══ MATERIAL FOR THE TASK ══

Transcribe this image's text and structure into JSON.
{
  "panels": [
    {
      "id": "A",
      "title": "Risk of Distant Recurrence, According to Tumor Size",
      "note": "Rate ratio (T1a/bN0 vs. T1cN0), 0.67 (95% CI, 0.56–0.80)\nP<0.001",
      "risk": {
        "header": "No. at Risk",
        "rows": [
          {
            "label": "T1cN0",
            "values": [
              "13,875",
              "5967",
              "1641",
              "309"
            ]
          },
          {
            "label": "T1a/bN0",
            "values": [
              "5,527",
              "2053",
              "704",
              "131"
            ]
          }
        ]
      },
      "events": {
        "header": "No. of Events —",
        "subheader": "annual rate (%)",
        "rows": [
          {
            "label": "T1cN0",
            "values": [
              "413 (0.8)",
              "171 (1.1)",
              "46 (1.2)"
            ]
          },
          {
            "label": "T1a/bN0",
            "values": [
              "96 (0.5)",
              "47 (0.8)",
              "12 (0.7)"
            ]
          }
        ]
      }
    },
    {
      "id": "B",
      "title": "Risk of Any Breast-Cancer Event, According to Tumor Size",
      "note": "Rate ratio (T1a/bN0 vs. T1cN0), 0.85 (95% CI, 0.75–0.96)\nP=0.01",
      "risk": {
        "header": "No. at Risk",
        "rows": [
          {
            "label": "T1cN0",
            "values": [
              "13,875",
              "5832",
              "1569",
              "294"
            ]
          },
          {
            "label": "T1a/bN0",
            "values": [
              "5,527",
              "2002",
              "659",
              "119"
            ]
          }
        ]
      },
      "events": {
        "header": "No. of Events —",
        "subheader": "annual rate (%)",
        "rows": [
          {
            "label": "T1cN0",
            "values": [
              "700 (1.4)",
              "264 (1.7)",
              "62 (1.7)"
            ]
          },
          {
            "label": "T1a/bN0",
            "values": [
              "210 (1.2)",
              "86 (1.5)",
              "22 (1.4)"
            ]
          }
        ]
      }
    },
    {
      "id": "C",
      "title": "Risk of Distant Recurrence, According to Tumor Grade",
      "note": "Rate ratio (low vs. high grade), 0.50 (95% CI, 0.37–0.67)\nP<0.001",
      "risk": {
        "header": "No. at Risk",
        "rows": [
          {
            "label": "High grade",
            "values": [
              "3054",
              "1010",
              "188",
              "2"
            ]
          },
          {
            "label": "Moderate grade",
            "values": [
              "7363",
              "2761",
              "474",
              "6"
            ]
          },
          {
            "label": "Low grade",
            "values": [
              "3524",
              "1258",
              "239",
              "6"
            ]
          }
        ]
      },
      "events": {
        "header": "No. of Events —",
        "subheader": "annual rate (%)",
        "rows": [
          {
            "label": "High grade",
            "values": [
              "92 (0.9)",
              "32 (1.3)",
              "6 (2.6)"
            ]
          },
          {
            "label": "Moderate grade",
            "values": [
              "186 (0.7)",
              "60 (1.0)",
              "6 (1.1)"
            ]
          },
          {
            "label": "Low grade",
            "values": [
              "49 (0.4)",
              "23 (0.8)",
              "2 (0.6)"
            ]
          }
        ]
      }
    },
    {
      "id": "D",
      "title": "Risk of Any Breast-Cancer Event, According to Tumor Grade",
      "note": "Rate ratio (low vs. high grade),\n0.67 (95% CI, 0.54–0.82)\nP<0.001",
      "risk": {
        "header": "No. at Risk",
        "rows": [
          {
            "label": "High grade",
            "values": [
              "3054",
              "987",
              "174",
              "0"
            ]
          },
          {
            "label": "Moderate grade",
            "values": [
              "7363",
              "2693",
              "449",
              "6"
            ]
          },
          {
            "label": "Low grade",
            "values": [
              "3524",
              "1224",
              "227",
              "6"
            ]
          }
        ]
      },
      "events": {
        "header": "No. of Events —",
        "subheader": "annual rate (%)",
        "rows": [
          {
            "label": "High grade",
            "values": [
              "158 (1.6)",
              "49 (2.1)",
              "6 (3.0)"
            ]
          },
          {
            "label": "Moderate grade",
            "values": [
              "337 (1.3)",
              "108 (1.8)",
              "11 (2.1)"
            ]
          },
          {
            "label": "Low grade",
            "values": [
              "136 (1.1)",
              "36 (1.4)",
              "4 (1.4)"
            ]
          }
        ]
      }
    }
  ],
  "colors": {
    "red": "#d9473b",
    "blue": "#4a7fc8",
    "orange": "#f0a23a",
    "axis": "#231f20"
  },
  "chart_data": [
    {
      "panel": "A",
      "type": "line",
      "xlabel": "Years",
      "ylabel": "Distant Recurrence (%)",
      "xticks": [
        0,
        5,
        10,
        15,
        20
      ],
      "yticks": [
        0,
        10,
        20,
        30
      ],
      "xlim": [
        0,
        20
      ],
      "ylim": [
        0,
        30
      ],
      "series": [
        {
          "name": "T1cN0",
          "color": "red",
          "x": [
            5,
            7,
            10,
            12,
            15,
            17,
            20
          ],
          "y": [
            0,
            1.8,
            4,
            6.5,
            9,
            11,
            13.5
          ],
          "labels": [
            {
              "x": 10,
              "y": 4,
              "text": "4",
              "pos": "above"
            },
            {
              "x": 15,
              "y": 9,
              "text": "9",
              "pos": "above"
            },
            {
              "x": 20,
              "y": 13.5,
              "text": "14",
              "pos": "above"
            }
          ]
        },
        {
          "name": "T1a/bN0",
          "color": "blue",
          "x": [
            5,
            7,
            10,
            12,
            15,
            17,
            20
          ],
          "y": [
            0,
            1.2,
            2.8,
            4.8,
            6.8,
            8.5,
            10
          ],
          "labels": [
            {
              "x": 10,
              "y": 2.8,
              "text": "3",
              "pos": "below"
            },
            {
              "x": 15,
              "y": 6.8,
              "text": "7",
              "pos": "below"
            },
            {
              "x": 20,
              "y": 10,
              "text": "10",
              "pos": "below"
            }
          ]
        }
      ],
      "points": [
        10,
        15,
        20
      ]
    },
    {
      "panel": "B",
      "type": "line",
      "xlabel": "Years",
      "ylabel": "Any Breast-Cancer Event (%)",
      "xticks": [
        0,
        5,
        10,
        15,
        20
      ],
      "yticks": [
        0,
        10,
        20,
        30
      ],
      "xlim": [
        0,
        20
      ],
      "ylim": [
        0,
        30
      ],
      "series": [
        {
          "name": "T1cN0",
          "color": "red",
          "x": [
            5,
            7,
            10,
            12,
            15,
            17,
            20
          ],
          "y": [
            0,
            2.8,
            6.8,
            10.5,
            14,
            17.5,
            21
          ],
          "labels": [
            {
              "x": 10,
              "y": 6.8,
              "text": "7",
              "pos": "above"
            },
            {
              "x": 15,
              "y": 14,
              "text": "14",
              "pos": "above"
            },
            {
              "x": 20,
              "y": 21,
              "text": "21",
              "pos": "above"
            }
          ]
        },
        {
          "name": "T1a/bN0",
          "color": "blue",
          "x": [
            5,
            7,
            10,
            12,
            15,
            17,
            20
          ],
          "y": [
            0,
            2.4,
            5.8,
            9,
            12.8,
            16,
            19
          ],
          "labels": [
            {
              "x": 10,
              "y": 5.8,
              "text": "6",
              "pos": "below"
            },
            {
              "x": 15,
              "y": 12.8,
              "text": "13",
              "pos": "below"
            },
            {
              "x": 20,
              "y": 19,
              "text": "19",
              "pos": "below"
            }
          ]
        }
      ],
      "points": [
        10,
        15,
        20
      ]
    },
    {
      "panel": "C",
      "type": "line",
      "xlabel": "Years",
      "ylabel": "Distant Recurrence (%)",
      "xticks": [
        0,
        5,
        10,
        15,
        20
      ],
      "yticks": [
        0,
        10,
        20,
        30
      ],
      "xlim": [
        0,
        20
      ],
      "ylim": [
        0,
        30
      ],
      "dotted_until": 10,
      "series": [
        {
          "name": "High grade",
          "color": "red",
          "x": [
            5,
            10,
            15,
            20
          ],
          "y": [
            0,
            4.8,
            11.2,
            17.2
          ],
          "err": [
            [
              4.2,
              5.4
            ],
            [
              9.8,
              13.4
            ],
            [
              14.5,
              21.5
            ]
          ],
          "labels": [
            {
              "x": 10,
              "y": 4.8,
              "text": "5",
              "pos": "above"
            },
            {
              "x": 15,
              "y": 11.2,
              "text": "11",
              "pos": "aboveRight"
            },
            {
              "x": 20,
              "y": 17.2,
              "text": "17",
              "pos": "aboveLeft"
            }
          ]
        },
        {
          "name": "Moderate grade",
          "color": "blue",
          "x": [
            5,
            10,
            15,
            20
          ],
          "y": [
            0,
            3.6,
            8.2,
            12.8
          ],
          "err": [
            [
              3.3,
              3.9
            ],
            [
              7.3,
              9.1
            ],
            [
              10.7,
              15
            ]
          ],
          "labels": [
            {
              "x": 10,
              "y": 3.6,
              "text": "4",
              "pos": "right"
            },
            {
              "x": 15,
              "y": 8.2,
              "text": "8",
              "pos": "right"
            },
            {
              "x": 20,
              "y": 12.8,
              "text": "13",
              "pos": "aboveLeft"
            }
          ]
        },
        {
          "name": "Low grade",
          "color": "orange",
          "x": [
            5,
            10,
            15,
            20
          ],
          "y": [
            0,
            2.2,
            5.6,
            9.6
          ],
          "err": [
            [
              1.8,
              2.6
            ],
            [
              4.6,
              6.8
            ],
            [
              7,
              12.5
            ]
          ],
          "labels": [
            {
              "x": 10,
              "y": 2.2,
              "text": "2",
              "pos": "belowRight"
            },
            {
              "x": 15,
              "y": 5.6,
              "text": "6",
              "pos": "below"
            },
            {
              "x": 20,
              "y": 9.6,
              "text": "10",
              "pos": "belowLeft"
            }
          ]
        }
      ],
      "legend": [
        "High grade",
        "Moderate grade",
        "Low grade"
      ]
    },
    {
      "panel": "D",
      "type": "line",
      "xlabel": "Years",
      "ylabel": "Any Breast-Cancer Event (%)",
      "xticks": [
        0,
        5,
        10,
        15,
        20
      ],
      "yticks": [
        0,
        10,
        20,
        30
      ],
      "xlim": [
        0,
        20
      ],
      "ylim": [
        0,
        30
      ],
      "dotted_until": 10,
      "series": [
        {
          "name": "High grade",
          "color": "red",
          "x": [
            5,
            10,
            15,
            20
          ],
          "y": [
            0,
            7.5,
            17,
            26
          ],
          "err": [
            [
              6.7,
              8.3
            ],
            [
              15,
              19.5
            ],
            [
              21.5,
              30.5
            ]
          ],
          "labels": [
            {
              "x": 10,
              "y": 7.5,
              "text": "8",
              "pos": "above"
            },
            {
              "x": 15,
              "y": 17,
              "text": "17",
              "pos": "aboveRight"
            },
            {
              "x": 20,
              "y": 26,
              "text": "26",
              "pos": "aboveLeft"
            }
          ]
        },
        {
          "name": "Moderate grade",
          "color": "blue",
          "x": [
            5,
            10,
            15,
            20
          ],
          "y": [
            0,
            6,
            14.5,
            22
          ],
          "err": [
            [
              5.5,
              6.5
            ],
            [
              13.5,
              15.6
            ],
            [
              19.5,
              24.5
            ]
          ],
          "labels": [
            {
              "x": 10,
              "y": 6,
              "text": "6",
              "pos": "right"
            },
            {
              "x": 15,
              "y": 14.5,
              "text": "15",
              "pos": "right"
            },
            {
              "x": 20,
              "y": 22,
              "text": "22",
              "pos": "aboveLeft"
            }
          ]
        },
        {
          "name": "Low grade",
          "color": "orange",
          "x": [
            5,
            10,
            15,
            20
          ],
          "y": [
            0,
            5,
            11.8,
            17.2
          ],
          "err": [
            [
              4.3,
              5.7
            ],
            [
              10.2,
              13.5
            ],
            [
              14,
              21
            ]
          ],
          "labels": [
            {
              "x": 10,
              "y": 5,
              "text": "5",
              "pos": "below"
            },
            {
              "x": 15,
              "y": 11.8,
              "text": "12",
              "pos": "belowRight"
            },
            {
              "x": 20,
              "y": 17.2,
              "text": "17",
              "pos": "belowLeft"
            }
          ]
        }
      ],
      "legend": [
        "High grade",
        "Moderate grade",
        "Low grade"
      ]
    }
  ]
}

═══

* _TASK_
Go through the listing above and find each line containing the string "note"; copy those lines.

* _TASK SOLUTION_
      "note": "Rate ratio (T1a/bN0 vs. T1cN0), 0.67 (95% CI, 0.56–0.80)\nP<0.001",
      "note": "Rate ratio (T1a/bN0 vs. T1cN0), 0.85 (95% CI, 0.75–0.96)\nP=0.01",
      "note": "Rate ratio (low vs. high grade), 0.50 (95% CI, 0.37–0.67)\nP<0.001",
      "note": "Rate ratio (low vs. high grade),\n0.67 (95% CI, 0.54–0.82)\nP<0.001",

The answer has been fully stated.